**Written tasks**.
1) In the excerpt on query prefetch I/O sizes, how many pages can a single I/O read when the cache is configured for 16K I/O?
2) Extend the excerpt on specifying prefetch I/O sizes in queries, picking up where it stops.

**Extract provided**.

>> Start

Queries that scan a large number of index leaf pages
If the cache used by the table or index is configured for 16K I/O, a single I/O can read up to eight pages simultaneously. Each named data cache can have several pools, each with a different I/O size. Specifying the I/O size in a query causes the I/O for that query to take place in the pool that is configured for that size. See the System Administration Guide for information on configuring named data caches.
To specify an I/O size that is different from the one chosen by the optimizer, add the prefetch specification to the index clause of a select, delete, or update statement. The syntax is:
select select_list
from table_name
( [index {index_name | table_name} ]
prefetch size)
[, table_name ...]
where ... delete table_name from table_name
( [index {index_name | table_name} ]
prefetch size)
... update table_name set col_name = value
from table_name
( [index {index_name | table_name} ]
prefetch size)
...The valid prefetch size depends on the page size. If no pool of the specified size exists in the data cache used by the object, the optimizer chooses the best available size.
If there is a clustered index on au_lname, this query performs 16K I/O while it scans the data pages:
select *
from authors (index au_names prefetch 16)

>> End

**Source data**.
>> Start

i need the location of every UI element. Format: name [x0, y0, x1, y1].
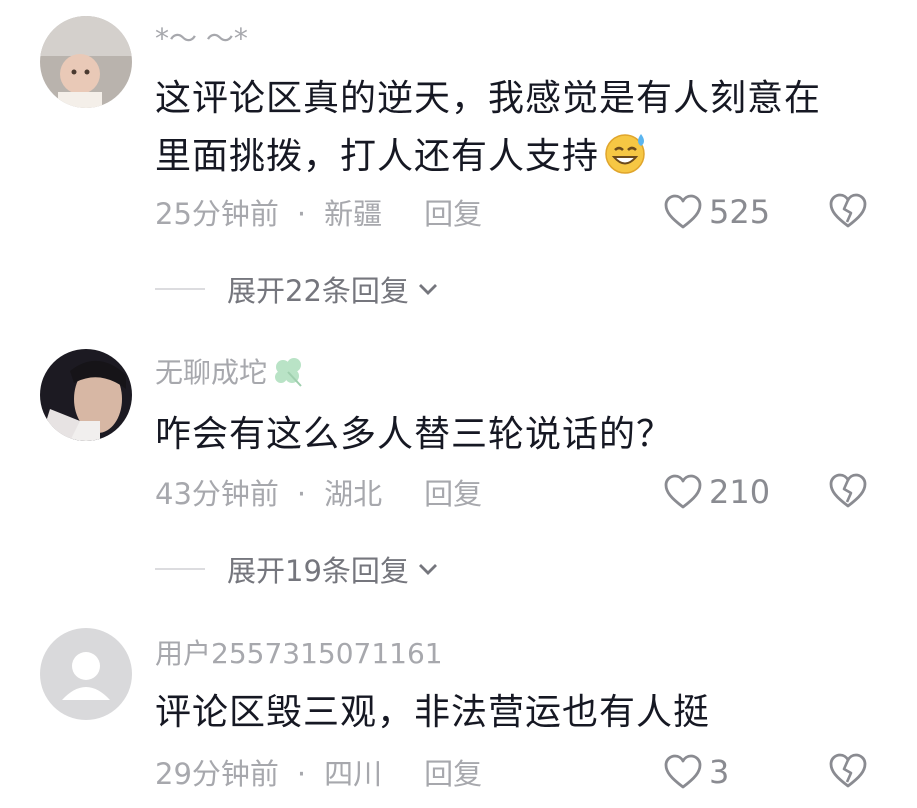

>> End

**Responses in order**.
1) Up to eight pages at once.

2)
where au_lname like "Sm%"If a query normally performs large I/O, and you want to check its I/O performance with 2K I/O, you can specify a size of 2K:
select type, avg(price)
from titles (index type_price prefetch 2)
group by typeReference to Large I/Os are on a 2K logical page size server. If you have an 8K page size server, the basic unit for the I/O is 8K. If you have a 16K page size server, the basic unit for the I/O is 16K.
When you specify an I/O size with prefetch, the specification can affect both the data pages and the leaf-level index pages. Table 20-1 shows the effects.
Access method | Large I/O performed on |
Table scan | Data pages |
Clustered index | Data pages only, for allpages-locked tables Data pages and leaf-level index pages for data-only-locked tables |
Nonclustered index | Data pages and leaf pages of nonclustered index |
showplan reports the I/O size used for both data and leaf-level pages.
See "I/O Size Messages" for more information.
In most cases, when you specify an I/O size in a query, the optimizer incorporates the I/O size into the query's plan. However, there are times when the specification cannot be followed, either for the query as a whole or for a single, large I/O request.
Large I/O cannot be used for the query if:
The cache is not configured for I/O of the specified size. The optimizer substitutes the best size available.
sp_cachestrategy has been used to disable large I/O for the table or index.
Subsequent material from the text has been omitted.